Items from a data source:
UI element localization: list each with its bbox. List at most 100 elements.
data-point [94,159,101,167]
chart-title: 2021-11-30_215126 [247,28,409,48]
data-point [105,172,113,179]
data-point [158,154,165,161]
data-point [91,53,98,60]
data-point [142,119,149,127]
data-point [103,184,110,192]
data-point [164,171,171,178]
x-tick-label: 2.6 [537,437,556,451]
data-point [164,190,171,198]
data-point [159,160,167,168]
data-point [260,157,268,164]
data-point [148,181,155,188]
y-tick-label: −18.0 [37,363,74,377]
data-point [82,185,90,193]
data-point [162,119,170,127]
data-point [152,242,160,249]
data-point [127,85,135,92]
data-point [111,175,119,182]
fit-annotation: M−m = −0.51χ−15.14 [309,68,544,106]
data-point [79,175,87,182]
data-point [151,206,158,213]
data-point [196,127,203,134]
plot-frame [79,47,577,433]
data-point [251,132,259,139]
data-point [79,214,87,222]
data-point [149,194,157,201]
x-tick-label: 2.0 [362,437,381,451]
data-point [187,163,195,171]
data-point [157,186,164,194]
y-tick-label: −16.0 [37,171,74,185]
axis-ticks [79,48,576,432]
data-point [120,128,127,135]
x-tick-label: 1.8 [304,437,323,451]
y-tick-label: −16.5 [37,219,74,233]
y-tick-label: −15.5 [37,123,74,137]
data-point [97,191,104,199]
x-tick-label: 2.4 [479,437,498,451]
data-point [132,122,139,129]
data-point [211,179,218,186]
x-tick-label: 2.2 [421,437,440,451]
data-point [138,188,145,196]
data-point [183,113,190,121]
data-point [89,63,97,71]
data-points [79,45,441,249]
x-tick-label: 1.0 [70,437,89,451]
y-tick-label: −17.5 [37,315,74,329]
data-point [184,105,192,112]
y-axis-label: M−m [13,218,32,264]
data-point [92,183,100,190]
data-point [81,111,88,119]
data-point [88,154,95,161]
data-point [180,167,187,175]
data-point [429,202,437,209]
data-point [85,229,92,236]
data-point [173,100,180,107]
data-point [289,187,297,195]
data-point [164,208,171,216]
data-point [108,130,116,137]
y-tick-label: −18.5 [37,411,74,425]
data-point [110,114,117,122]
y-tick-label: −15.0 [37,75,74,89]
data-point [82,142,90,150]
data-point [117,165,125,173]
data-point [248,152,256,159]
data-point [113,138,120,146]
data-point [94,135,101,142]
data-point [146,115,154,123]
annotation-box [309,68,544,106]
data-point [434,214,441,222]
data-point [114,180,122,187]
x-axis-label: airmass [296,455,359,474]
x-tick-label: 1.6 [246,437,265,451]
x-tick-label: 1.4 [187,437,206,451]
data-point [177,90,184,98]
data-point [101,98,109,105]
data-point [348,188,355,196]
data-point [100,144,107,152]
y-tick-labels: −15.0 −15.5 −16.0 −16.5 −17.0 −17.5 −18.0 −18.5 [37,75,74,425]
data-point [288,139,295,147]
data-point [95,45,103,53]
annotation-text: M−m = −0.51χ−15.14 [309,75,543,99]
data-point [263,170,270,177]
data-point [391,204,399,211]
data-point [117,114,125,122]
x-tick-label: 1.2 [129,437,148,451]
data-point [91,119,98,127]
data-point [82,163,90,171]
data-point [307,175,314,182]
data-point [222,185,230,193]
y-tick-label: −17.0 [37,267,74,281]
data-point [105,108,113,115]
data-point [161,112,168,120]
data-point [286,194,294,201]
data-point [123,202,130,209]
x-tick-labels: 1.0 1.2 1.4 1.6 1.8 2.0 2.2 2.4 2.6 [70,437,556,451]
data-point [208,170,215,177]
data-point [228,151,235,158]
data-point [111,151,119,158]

> **Your task**:
Reproduce every line of the data above word for word, leaving nothing out.

> **The reply**:
UI element localization: list each with its bbox. List at most 100 elements.
data-point [94,159,101,167]
chart-title: 2021-11-30_215126 [247,28,409,48]
data-point [105,172,113,179]
data-point [158,154,165,161]
data-point [91,53,98,60]
data-point [142,119,149,127]
data-point [103,184,110,192]
data-point [164,171,171,178]
x-tick-label: 2.6 [537,437,556,451]
data-point [164,190,171,198]
data-point [159,160,167,168]
data-point [260,157,268,164]
data-point [148,181,155,188]
y-tick-label: −18.0 [37,363,74,377]
data-point [82,185,90,193]
data-point [162,119,170,127]
data-point [152,242,160,249]
data-point [127,85,135,92]
data-point [111,175,119,182]
fit-annotation: M−m = −0.51χ−15.14 [309,68,544,106]
data-point [79,175,87,182]
data-point [151,206,158,213]
data-point [196,127,203,134]
plot-frame [79,47,577,433]
data-point [251,132,259,139]
data-point [79,214,87,222]
data-point [149,194,157,201]
x-tick-label: 2.0 [362,437,381,451]
data-point [187,163,195,171]
data-point [157,186,164,194]
y-tick-label: −16.0 [37,171,74,185]
axis-ticks [79,48,576,432]
data-point [120,128,127,135]
x-tick-label: 1.8 [304,437,323,451]
y-tick-label: −16.5 [37,219,74,233]
y-tick-label: −15.5 [37,123,74,137]
data-point [97,191,104,199]
x-tick-label: 2.4 [479,437,498,451]
data-point [132,122,139,129]
data-point [211,179,218,186]
x-tick-label: 2.2 [421,437,440,451]
data-point [138,188,145,196]
data-point [183,113,190,121]
data-point [89,63,97,71]
data-points [79,45,441,249]
x-tick-label: 1.0 [70,437,89,451]
y-tick-label: −17.5 [37,315,74,329]
data-point [184,105,192,112]
y-axis-label: M−m [13,218,32,264]
data-point [92,183,100,190]
data-point [81,111,88,119]
data-point [88,154,95,161]
data-point [180,167,187,175]
data-point [429,202,437,209]
data-point [85,229,92,236]
data-point [173,100,180,107]
data-point [289,187,297,195]
data-point [164,208,171,216]
data-point [108,130,116,137]
y-tick-label: −18.5 [37,411,74,425]
data-point [110,114,117,122]
y-tick-label: −15.0 [37,75,74,89]
data-point [82,142,90,150]
data-point [117,165,125,173]
data-point [248,152,256,159]
data-point [113,138,120,146]
data-point [94,135,101,142]
data-point [146,115,154,123]
annotation-box [309,68,544,106]
data-point [434,214,441,222]
data-point [114,180,122,187]
x-axis-label: airmass [296,455,359,474]
x-tick-label: 1.6 [246,437,265,451]
x-tick-label: 1.4 [187,437,206,451]
data-point [177,90,184,98]
data-point [101,98,109,105]
data-point [348,188,355,196]
data-point [100,144,107,152]
y-tick-labels: −15.0 −15.5 −16.0 −16.5 −17.0 −17.5 −18.0 −18.5 [37,75,74,425]
data-point [288,139,295,147]
data-point [95,45,103,53]
annotation-text: M−m = −0.51χ−15.14 [309,75,543,99]
data-point [263,170,270,177]
data-point [391,204,399,211]
data-point [117,114,125,122]
x-tick-label: 1.2 [129,437,148,451]
data-point [91,119,98,127]
data-point [82,163,90,171]
data-point [307,175,314,182]
data-point [222,185,230,193]
y-tick-label: −17.0 [37,267,74,281]
data-point [105,108,113,115]
data-point [161,112,168,120]
data-point [286,194,294,201]
data-point [123,202,130,209]
x-tick-labels: 1.0 1.2 1.4 1.6 1.8 2.0 2.2 2.4 2.6 [70,437,556,451]
data-point [208,170,215,177]
data-point [228,151,235,158]
data-point [111,151,119,158]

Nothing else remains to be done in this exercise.